Request:
Repeat the material exactly as it appears.

Data shown:
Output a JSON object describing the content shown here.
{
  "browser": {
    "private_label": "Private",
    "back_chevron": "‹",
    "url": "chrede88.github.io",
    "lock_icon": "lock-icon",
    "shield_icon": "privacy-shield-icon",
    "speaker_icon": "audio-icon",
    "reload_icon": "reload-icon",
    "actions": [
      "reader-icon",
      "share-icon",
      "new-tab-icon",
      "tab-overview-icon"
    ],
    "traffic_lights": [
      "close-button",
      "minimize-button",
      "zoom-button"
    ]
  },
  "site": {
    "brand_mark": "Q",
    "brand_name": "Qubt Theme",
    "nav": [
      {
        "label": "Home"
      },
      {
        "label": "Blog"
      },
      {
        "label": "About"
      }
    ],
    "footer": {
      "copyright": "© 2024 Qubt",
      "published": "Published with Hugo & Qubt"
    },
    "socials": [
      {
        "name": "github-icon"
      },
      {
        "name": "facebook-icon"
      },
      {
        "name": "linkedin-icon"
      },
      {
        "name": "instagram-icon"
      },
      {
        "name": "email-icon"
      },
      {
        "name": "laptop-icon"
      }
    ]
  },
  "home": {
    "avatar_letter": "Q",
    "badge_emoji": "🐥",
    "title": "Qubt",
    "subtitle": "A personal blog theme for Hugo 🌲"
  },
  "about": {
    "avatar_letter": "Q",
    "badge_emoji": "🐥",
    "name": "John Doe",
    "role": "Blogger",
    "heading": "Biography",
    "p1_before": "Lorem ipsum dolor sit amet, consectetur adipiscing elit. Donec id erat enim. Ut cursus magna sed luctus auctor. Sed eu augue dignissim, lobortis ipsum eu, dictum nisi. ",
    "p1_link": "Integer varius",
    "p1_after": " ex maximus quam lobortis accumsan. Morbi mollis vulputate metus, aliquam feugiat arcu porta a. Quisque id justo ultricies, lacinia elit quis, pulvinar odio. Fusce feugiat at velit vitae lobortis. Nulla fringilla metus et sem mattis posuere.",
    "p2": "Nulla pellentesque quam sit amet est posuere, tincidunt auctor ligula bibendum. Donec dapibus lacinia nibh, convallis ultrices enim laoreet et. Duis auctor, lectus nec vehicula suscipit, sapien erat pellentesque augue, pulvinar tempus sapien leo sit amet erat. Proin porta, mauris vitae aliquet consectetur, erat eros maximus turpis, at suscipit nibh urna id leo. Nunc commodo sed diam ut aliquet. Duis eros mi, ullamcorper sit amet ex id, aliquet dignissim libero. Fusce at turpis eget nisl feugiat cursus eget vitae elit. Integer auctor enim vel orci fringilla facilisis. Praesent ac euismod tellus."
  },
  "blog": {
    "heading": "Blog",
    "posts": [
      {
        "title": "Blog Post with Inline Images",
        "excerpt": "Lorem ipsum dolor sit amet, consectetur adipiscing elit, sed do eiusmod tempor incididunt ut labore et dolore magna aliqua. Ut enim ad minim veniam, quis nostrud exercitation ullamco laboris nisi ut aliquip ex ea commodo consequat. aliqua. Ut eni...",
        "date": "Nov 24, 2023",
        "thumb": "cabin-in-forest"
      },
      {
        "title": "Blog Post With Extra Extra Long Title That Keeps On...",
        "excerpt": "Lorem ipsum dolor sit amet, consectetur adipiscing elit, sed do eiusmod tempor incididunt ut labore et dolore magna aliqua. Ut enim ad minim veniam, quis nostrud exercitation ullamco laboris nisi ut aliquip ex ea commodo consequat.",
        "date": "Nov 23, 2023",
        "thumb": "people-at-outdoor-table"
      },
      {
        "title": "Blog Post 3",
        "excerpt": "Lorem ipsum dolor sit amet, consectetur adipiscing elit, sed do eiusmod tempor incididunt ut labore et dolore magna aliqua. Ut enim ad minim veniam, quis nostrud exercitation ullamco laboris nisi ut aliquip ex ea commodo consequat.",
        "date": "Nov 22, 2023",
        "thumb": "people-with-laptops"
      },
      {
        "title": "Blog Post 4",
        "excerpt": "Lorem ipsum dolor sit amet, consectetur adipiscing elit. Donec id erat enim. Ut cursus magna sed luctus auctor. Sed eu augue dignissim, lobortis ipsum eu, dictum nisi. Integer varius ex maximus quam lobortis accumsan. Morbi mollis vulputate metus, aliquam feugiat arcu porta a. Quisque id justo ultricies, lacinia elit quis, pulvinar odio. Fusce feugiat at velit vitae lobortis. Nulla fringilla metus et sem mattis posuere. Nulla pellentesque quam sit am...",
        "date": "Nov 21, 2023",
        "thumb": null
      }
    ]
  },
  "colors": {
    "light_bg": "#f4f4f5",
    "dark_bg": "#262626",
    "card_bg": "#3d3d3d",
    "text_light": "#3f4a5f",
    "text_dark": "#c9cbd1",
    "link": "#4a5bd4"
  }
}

Full solution:
Output a JSON object describing the content shown here.
{
  "browser": {
    "private_label": "Private",
    "back_chevron": "‹",
    "url": "chrede88.github.io",
    "lock_icon": "lock-icon",
    "shield_icon": "privacy-shield-icon",
    "speaker_icon": "audio-icon",
    "reload_icon": "reload-icon",
    "actions": [
      "reader-icon",
      "share-icon",
      "new-tab-icon",
      "tab-overview-icon"
    ],
    "traffic_lights": [
      "close-button",
      "minimize-button",
      "zoom-button"
    ]
  },
  "site": {
    "brand_mark": "Q",
    "brand_name": "Qubt Theme",
    "nav": [
      {
        "label": "Home"
      },
      {
        "label": "Blog"
      },
      {
        "label": "About"
      }
    ],
    "footer": {
      "copyright": "© 2024 Qubt",
      "published": "Published with Hugo & Qubt"
    },
    "socials": [
      {
        "name": "github-icon"
      },
      {
        "name": "facebook-icon"
      },
      {
        "name": "linkedin-icon"
      },
      {
        "name": "instagram-icon"
      },
      {
        "name": "email-icon"
      },
      {
        "name": "laptop-icon"
      }
    ]
  },
  "home": {
    "avatar_letter": "Q",
    "badge_emoji": "🐥",
    "title": "Qubt",
    "subtitle": "A personal blog theme for Hugo 🌲"
  },
  "about": {
    "avatar_letter": "Q",
    "badge_emoji": "🐥",
    "name": "John Doe",
    "role": "Blogger",
    "heading": "Biography",
    "p1_before": "Lorem ipsum dolor sit amet, consectetur adipiscing elit. Donec id erat enim. Ut cursus magna sed luctus auctor. Sed eu augue dignissim, lobortis ipsum eu, dictum nisi. ",
    "p1_link": "Integer varius",
    "p1_after": " ex maximus quam lobortis accumsan. Morbi mollis vulputate metus, aliquam feugiat arcu porta a. Quisque id justo ultricies, lacinia elit quis, pulvinar odio. Fusce feugiat at velit vitae lobortis. Nulla fringilla metus et sem mattis posuere.",
    "p2": "Nulla pellentesque quam sit amet est posuere, tincidunt auctor ligula bibendum. Donec dapibus lacinia nibh, convallis ultrices enim laoreet et. Duis auctor, lectus nec vehicula suscipit, sapien erat pellentesque augue, pulvinar tempus sapien leo sit amet erat. Proin porta, mauris vitae aliquet consectetur, erat eros maximus turpis, at suscipit nibh urna id leo. Nunc commodo sed diam ut aliquet. Duis eros mi, ullamcorper sit amet ex id, aliquet dignissim libero. Fusce at turpis eget nisl feugiat cursus eget vitae elit. Integer auctor enim vel orci fringilla facilisis. Praesent ac euismod tellus."
  },
  "blog": {
    "heading": "Blog",
    "posts": [
      {
        "title": "Blog Post with Inline Images",
        "excerpt": "Lorem ipsum dolor sit amet, consectetur adipiscing elit, sed do eiusmod tempor incididunt ut labore et dolore magna aliqua. Ut enim ad minim veniam, quis nostrud exercitation ullamco laboris nisi ut aliquip ex ea commodo consequat. aliqua. Ut eni...",
        "date": "Nov 24, 2023",
        "thumb": "cabin-in-forest"
      },
      {
        "title": "Blog Post With Extra Extra Long Title That Keeps On...",
        "excerpt": "Lorem ipsum dolor sit amet, consectetur adipiscing elit, sed do eiusmod tempor incididunt ut labore et dolore magna aliqua. Ut enim ad minim veniam, quis nostrud exercitation ullamco laboris nisi ut aliquip ex ea commodo consequat.",
        "date": "Nov 23, 2023",
        "thumb": "people-at-outdoor-table"
      },
      {
        "title": "Blog Post 3",
        "excerpt": "Lorem ipsum dolor sit amet, consectetur adipiscing elit, sed do eiusmod tempor incididunt ut labore et dolore magna aliqua. Ut enim ad minim veniam, quis nostrud exercitation ullamco laboris nisi ut aliquip ex ea commodo consequat.",
        "date": "Nov 22, 2023",
        "thumb": "people-with-laptops"
      },
      {
        "title": "Blog Post 4",
        "excerpt": "Lorem ipsum dolor sit amet, consectetur adipiscing elit. Donec id erat enim. Ut cursus magna sed luctus auctor. Sed eu augue dignissim, lobortis ipsum eu, dictum nisi. Integer varius ex maximus quam lobortis accumsan. Morbi mollis vulputate metus, aliquam feugiat arcu porta a. Quisque id justo ultricies, lacinia elit quis, pulvinar odio. Fusce feugiat at velit vitae lobortis. Nulla fringilla metus et sem mattis posuere. Nulla pellentesque quam sit am...",
        "date": "Nov 21, 2023",
        "thumb": null
      }
    ]
  },
  "colors": {
    "light_bg": "#f4f4f5",
    "dark_bg": "#262626",
    "card_bg": "#3d3d3d",
    "text_light": "#3f4a5f",
    "text_dark": "#c9cbd1",
    "link": "#4a5bd4"
  }
}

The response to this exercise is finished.